▸ **DATA EXCERPTS**
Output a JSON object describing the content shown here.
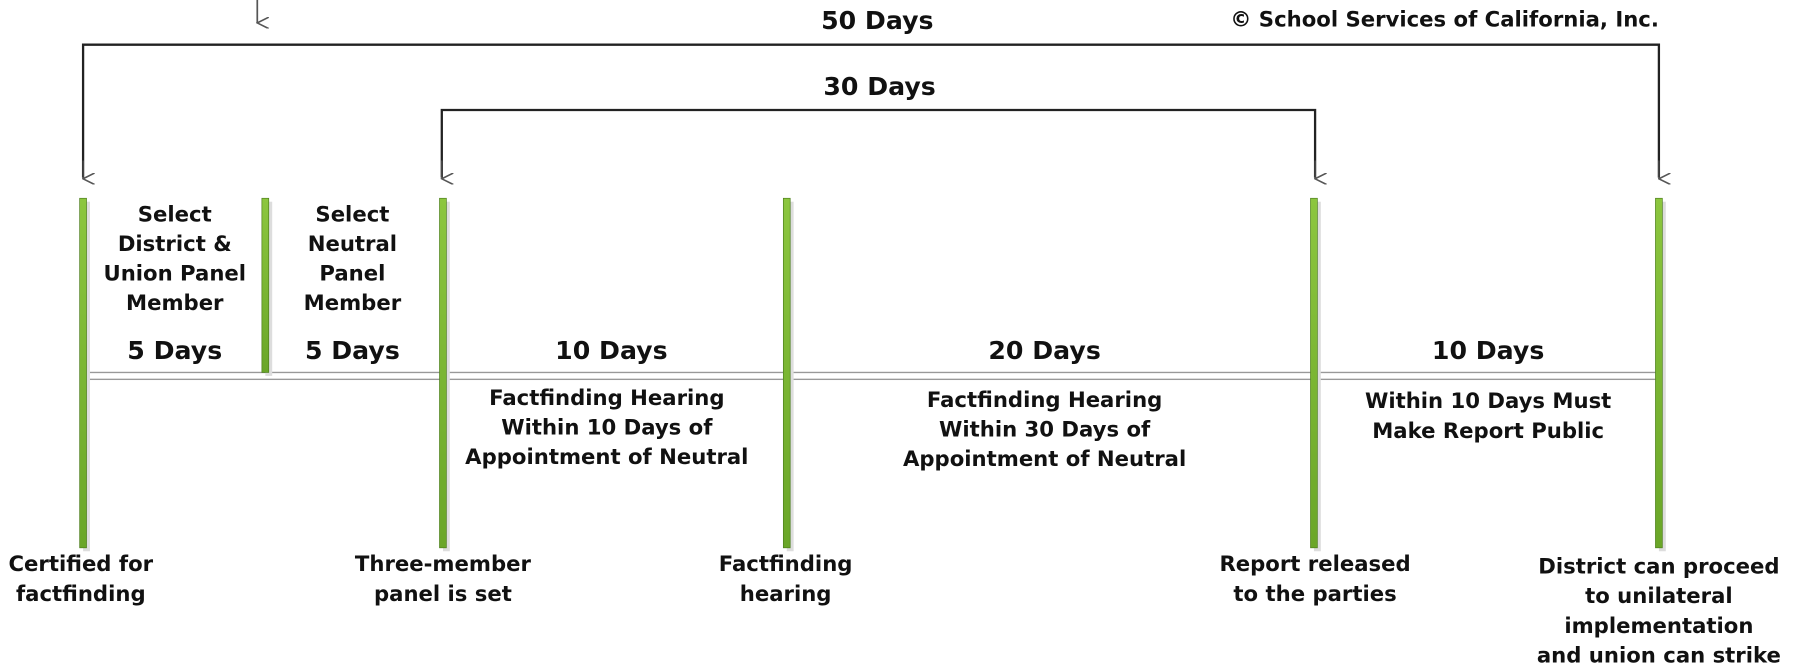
{
  "copyright": "© School Services of California, Inc.",
  "spans": [
    {
      "label": "50 Days"
    },
    {
      "label": "30 Days"
    }
  ],
  "segments": [
    {
      "title_lines": [
        "Select",
        "District &",
        "Union Panel",
        "Member"
      ],
      "duration": "5 Days",
      "note_lines": []
    },
    {
      "title_lines": [
        "Select",
        "Neutral",
        "Panel",
        "Member"
      ],
      "duration": "5 Days",
      "note_lines": []
    },
    {
      "title_lines": [],
      "duration": "10 Days",
      "note_lines": [
        "Factfinding Hearing",
        "Within 10 Days of",
        "Appointment of Neutral"
      ]
    },
    {
      "title_lines": [],
      "duration": "20 Days",
      "note_lines": [
        "Factfinding Hearing",
        "Within 30 Days of",
        "Appointment of Neutral"
      ]
    },
    {
      "title_lines": [],
      "duration": "10 Days",
      "note_lines": [
        "Within 10 Days Must",
        "Make Report Public"
      ]
    }
  ],
  "milestones": [
    {
      "lines": [
        "Certified for",
        "factfinding"
      ]
    },
    {
      "lines": [
        "Three-member",
        "panel is set"
      ]
    },
    {
      "lines": [
        "Factfinding",
        "hearing"
      ]
    },
    {
      "lines": [
        "Report released",
        "to the parties"
      ]
    },
    {
      "lines": [
        "District can proceed",
        "to unilateral",
        "implementation",
        "and union can strike"
      ]
    }
  ]
}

▸ **WORK REQUIRED**
Give every record back exactly as it reads, with no images.

▸ **TASK RESPONSE**
Output a JSON object describing the content shown here.
{
  "copyright": "© School Services of California, Inc.",
  "spans": [
    {
      "label": "50 Days"
    },
    {
      "label": "30 Days"
    }
  ],
  "segments": [
    {
      "title_lines": [
        "Select",
        "District &",
        "Union Panel",
        "Member"
      ],
      "duration": "5 Days",
      "note_lines": []
    },
    {
      "title_lines": [
        "Select",
        "Neutral",
        "Panel",
        "Member"
      ],
      "duration": "5 Days",
      "note_lines": []
    },
    {
      "title_lines": [],
      "duration": "10 Days",
      "note_lines": [
        "Factfinding Hearing",
        "Within 10 Days of",
        "Appointment of Neutral"
      ]
    },
    {
      "title_lines": [],
      "duration": "20 Days",
      "note_lines": [
        "Factfinding Hearing",
        "Within 30 Days of",
        "Appointment of Neutral"
      ]
    },
    {
      "title_lines": [],
      "duration": "10 Days",
      "note_lines": [
        "Within 10 Days Must",
        "Make Report Public"
      ]
    }
  ],
  "milestones": [
    {
      "lines": [
        "Certified for",
        "factfinding"
      ]
    },
    {
      "lines": [
        "Three-member",
        "panel is set"
      ]
    },
    {
      "lines": [
        "Factfinding",
        "hearing"
      ]
    },
    {
      "lines": [
        "Report released",
        "to the parties"
      ]
    },
    {
      "lines": [
        "District can proceed",
        "to unilateral",
        "implementation",
        "and union can strike"
      ]
    }
  ]
}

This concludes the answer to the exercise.